Dataset records
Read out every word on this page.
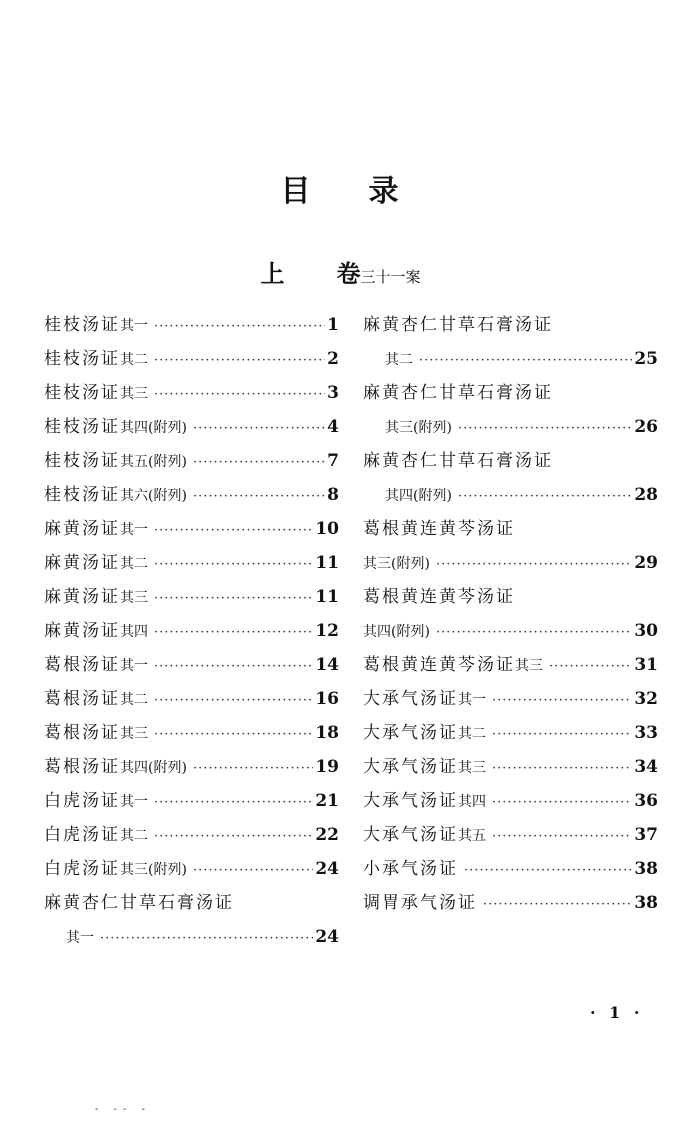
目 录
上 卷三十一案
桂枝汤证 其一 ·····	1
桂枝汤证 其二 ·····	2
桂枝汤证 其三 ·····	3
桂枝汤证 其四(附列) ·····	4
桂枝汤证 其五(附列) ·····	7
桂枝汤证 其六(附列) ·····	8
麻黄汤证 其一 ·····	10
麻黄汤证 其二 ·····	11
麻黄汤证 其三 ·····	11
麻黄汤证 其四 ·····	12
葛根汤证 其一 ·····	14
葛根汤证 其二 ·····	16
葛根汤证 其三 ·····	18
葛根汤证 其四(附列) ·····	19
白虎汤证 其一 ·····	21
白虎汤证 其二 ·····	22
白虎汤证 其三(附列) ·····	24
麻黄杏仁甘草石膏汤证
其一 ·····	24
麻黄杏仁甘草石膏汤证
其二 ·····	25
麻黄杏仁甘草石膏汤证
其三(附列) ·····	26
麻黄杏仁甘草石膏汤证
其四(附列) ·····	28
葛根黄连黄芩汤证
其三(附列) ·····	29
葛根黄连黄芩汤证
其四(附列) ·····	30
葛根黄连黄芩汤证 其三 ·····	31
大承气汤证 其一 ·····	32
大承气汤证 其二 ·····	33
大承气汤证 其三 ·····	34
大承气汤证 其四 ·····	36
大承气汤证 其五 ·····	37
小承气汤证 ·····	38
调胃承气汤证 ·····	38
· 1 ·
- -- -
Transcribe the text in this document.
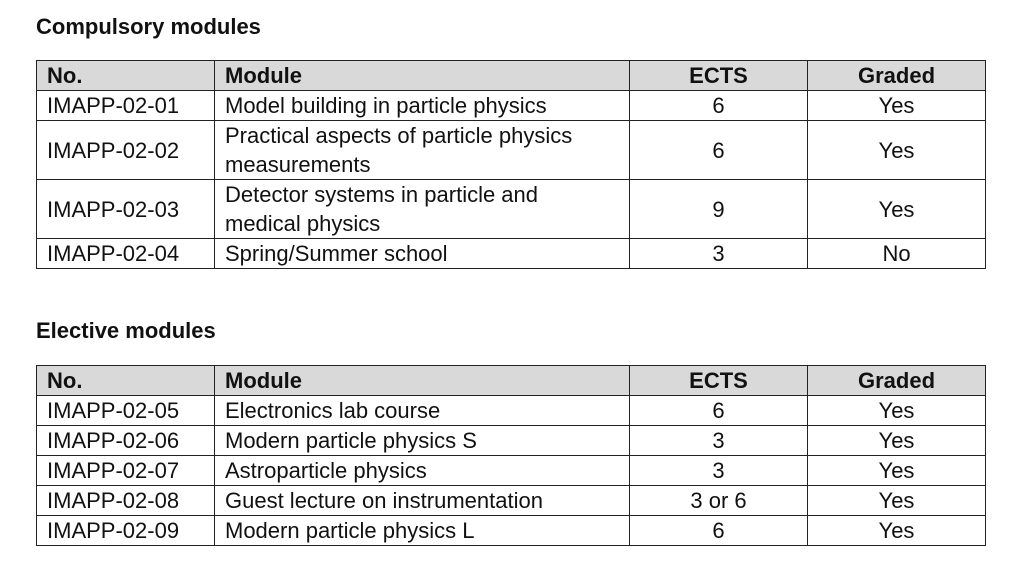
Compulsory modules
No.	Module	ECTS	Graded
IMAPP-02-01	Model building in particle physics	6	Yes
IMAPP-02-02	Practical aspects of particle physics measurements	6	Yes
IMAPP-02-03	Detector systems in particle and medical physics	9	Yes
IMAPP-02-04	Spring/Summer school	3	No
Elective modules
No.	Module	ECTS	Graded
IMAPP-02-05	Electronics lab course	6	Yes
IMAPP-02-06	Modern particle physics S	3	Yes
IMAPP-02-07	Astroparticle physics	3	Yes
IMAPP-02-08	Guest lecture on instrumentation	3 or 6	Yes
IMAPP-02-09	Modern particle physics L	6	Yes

## Direction
Transcribe all the lines above exactly, apart from the pictures.

## Task output
Read out every word on this page.
目 录
上 卷三十一案
桂枝汤证 其一 ·····	1
桂枝汤证 其二 ·····	2
桂枝汤证 其三 ·····	3
桂枝汤证 其四(附列) ·····	4
桂枝汤证 其五(附列) ·····	7
桂枝汤证 其六(附列) ·····	8
麻黄汤证 其一 ·····	10
麻黄汤证 其二 ·····	11
麻黄汤证 其三 ·····	11
麻黄汤证 其四 ·····	12
葛根汤证 其一 ·····	14
葛根汤证 其二 ·····	16
葛根汤证 其三 ·····	18
葛根汤证 其四(附列) ·····	19
白虎汤证 其一 ·····	21
白虎汤证 其二 ·····	22
白虎汤证 其三(附列) ·····	24
麻黄杏仁甘草石膏汤证
其一 ·····	24
麻黄杏仁甘草石膏汤证
其二 ·····	25
麻黄杏仁甘草石膏汤证
其三(附列) ·····	26
麻黄杏仁甘草石膏汤证
其四(附列) ·····	28
葛根黄连黄芩汤证
其三(附列) ·····	29
葛根黄连黄芩汤证
其四(附列) ·····	30
葛根黄连黄芩汤证 其三 ·····	31
大承气汤证 其一 ·····	32
大承气汤证 其二 ·····	33
大承气汤证 其三 ·····	34
大承气汤证 其四 ·····	36
大承气汤证 其五 ·····	37
小承气汤证 ·····	38
调胃承气汤证 ·····	38
· 1 ·
- -- -
Transcribe the text in this document.
Compulsory modules
No.	Module	ECTS	Graded
IMAPP-02-01	Model building in particle physics	6	Yes
IMAPP-02-02	Practical aspects of particle physics measurements	6	Yes
IMAPP-02-03	Detector systems in particle and medical physics	9	Yes
IMAPP-02-04	Spring/Summer school	3	No
Elective modules
No.	Module	ECTS	Graded
IMAPP-02-05	Electronics lab course	6	Yes
IMAPP-02-06	Modern particle physics S	3	Yes
IMAPP-02-07	Astroparticle physics	3	Yes
IMAPP-02-08	Guest lecture on instrumentation	3 or 6	Yes
IMAPP-02-09	Modern particle physics L	6	Yes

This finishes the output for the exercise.